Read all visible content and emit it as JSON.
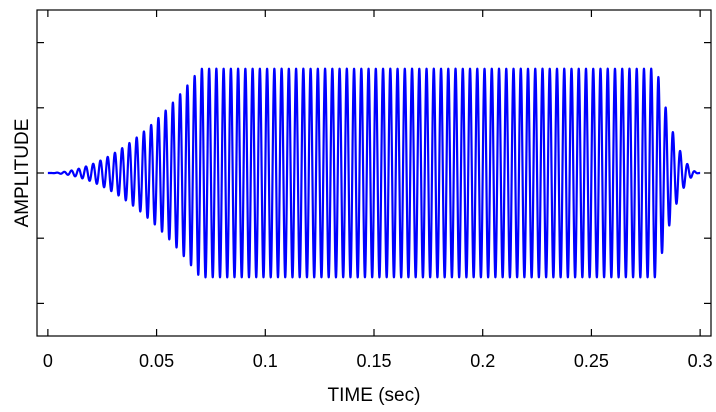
{
  "chart_data": {
    "type": "line",
    "title": "",
    "xlabel": "TIME (sec)",
    "ylabel": "AMPLITUDE",
    "xlim": [
      -0.005,
      0.305
    ],
    "ylim": [
      -1.25,
      1.25
    ],
    "x_ticks": [
      0,
      0.05,
      0.1,
      0.15,
      0.2,
      0.25,
      0.3
    ],
    "x_tick_labels": [
      "0",
      "0.05",
      "0.1",
      "0.15",
      "0.2",
      "0.25",
      "0.3"
    ],
    "y_ticks": [
      -1,
      -0.5,
      0,
      0.5,
      1
    ],
    "y_tick_labels": [
      "",
      "",
      "",
      "",
      ""
    ],
    "grid": false,
    "legend": "none",
    "series": [
      {
        "color": "#0000ff",
        "signal": "sinusoid",
        "frequency_hz": 300,
        "peak_amplitude": 0.8,
        "start_time": 0,
        "end_time": 0.3,
        "attack_end_time": 0.07,
        "release_start_time": 0.28
      }
    ]
  }
}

------------------------------

### Goal
Return to the listing above and set it down exactly, leaving out its pictures.

### Problem solution
Read all visible content and emit it as JSON.
{
  "chart_data": {
    "type": "line",
    "title": "",
    "xlabel": "TIME (sec)",
    "ylabel": "AMPLITUDE",
    "xlim": [
      -0.005,
      0.305
    ],
    "ylim": [
      -1.25,
      1.25
    ],
    "x_ticks": [
      0,
      0.05,
      0.1,
      0.15,
      0.2,
      0.25,
      0.3
    ],
    "x_tick_labels": [
      "0",
      "0.05",
      "0.1",
      "0.15",
      "0.2",
      "0.25",
      "0.3"
    ],
    "y_ticks": [
      -1,
      -0.5,
      0,
      0.5,
      1
    ],
    "y_tick_labels": [
      "",
      "",
      "",
      "",
      ""
    ],
    "grid": false,
    "legend": "none",
    "series": [
      {
        "color": "#0000ff",
        "signal": "sinusoid",
        "frequency_hz": 300,
        "peak_amplitude": 0.8,
        "start_time": 0,
        "end_time": 0.3,
        "attack_end_time": 0.07,
        "release_start_time": 0.28
      }
    ]
  }
}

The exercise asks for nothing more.